WRITTEN PROBLEM: Identify the lines that contain the word "Sustancias" and copy each one.

==================================================

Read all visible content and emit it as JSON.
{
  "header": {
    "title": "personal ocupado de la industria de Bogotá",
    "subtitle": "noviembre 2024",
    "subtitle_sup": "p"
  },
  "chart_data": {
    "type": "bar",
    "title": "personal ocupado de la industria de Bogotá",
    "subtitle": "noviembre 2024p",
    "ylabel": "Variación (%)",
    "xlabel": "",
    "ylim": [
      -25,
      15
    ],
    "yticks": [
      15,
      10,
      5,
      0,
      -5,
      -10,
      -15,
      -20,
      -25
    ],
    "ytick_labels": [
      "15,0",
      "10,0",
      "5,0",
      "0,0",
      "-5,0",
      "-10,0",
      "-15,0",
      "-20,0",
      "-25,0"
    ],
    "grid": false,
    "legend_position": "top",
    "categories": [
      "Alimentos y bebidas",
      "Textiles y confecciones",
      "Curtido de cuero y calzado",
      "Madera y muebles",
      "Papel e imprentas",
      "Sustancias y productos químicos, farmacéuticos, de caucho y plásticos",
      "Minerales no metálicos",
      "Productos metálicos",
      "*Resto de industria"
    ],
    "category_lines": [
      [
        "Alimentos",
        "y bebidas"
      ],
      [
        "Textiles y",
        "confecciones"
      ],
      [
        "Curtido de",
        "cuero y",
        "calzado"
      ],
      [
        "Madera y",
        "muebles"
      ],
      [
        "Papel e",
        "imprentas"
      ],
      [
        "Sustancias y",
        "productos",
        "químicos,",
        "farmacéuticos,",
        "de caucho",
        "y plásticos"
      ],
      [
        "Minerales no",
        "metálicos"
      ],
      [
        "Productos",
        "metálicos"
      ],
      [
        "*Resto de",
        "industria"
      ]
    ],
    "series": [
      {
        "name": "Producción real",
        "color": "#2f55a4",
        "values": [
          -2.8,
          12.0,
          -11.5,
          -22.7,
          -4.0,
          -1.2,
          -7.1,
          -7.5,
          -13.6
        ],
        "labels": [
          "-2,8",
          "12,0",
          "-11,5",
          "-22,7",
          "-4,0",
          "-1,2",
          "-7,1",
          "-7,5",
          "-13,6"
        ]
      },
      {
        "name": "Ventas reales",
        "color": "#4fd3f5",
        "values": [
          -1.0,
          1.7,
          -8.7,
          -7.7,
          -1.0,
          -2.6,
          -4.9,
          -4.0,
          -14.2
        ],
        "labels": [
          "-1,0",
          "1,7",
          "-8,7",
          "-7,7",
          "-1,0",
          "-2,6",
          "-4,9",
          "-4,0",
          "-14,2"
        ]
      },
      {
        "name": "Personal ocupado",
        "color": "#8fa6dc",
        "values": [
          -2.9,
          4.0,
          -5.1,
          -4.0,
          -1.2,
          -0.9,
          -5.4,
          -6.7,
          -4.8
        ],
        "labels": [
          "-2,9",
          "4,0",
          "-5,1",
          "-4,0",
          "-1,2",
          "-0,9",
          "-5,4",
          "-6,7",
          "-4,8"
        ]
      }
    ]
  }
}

==================================================

REPLY TO THE TASK:
      "Sustancias y productos químicos, farmacéuticos, de caucho y plásticos",
        "Sustancias y",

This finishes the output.